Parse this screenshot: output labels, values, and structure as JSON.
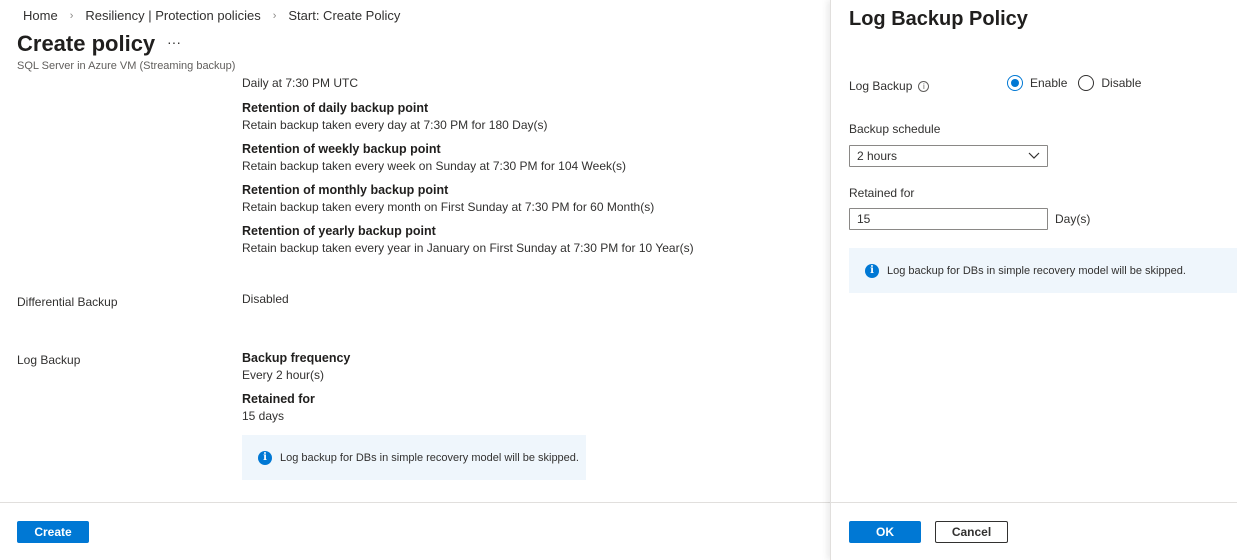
{
  "breadcrumb": [
    "Home",
    "Resiliency | Protection policies",
    "Start: Create Policy"
  ],
  "page": {
    "title": "Create policy",
    "more": "···",
    "subtitle": "SQL Server in Azure VM (Streaming backup)"
  },
  "full_backup": {
    "schedule": "Daily at 7:30 PM UTC",
    "retention": [
      {
        "heading": "Retention of daily backup point",
        "text": "Retain backup taken every day at 7:30 PM for 180 Day(s)"
      },
      {
        "heading": "Retention of weekly backup point",
        "text": "Retain backup taken every week on Sunday at 7:30 PM for 104 Week(s)"
      },
      {
        "heading": "Retention of monthly backup point",
        "text": "Retain backup taken every month on First Sunday at 7:30 PM for 60 Month(s)"
      },
      {
        "heading": "Retention of yearly backup point",
        "text": "Retain backup taken every year in January on First Sunday at 7:30 PM for 10 Year(s)"
      }
    ]
  },
  "differential": {
    "label": "Differential Backup",
    "value": "Disabled"
  },
  "log": {
    "label": "Log Backup",
    "freq_heading": "Backup frequency",
    "freq_value": "Every 2 hour(s)",
    "ret_heading": "Retained for",
    "ret_value": "15 days",
    "info": "Log backup for DBs in simple recovery model will be skipped."
  },
  "create_label": "Create",
  "panel": {
    "title": "Log Backup Policy",
    "log_label": "Log Backup",
    "enable": "Enable",
    "disable": "Disable",
    "enabled": true,
    "schedule_label": "Backup schedule",
    "schedule_value": "2 hours",
    "retained_label": "Retained for",
    "retained_value": "15",
    "retained_unit": "Day(s)",
    "info": "Log backup for DBs in simple recovery model will be skipped.",
    "ok": "OK",
    "cancel": "Cancel"
  },
  "colors": {
    "accent": "#0078d4",
    "info_bg": "#eff6fc"
  }
}
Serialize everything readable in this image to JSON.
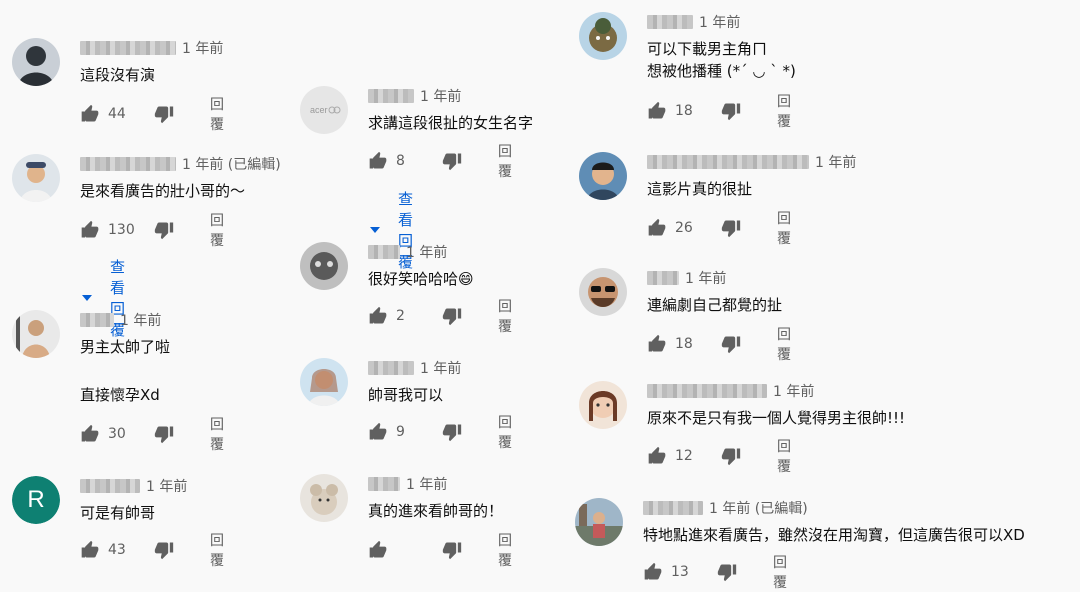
{
  "colors": {
    "link": "#065fd4",
    "meta": "#606060",
    "icon": "#606060",
    "letter_avatar_bg": "#0e8072"
  },
  "labels": {
    "reply": "回覆",
    "view_replies": "查看回覆"
  },
  "comments": [
    {
      "time": "1 年前",
      "lines": [
        "這段沒有演"
      ],
      "likes": "44"
    },
    {
      "time": "1 年前 (已編輯)",
      "lines": [
        "是來看廣告的壯小哥的～"
      ],
      "likes": "130"
    },
    {
      "time": "1 年前",
      "lines": [
        "男主太帥了啦",
        "",
        "直接懷孕Xd"
      ],
      "likes": "30"
    },
    {
      "time": "1 年前",
      "letter": "R",
      "lines": [
        "可是有帥哥"
      ],
      "likes": "43"
    },
    {
      "time": "1 年前",
      "lines": [
        "求講這段很扯的女生名字"
      ],
      "likes": "8"
    },
    {
      "time": "1 年前",
      "lines": [
        "很好笑哈哈哈😄"
      ],
      "likes": "2"
    },
    {
      "time": "1 年前",
      "lines": [
        "帥哥我可以"
      ],
      "likes": "9"
    },
    {
      "time": "1 年前",
      "lines": [
        "真的進來看帥哥的！"
      ],
      "likes": ""
    },
    {
      "time": "1 年前",
      "lines": [
        "可以下載男主角ㄇ",
        "想被他播種 (*´ ◡ ` *)"
      ],
      "likes": "18"
    },
    {
      "time": "1 年前",
      "lines": [
        "這影片真的很扯"
      ],
      "likes": "26"
    },
    {
      "time": "1 年前",
      "lines": [
        "連編劇自己都覺的扯"
      ],
      "likes": "18"
    },
    {
      "time": "1 年前",
      "lines": [
        "原來不是只有我一個人覺得男主很帥!!!"
      ],
      "likes": "12"
    },
    {
      "time": "1 年前 (已編輯)",
      "lines": [
        "特地點進來看廣告，雖然沒在用淘寶，但這廣告很可以XD"
      ],
      "likes": "13"
    }
  ]
}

Exercise directions
Copy out every line where the word "model" occurs.

Output of the task
    "info": "Log backup for DBs in simple recovery model will be skipped."
    "info": "Log backup for DBs in simple recovery model will be skipped.",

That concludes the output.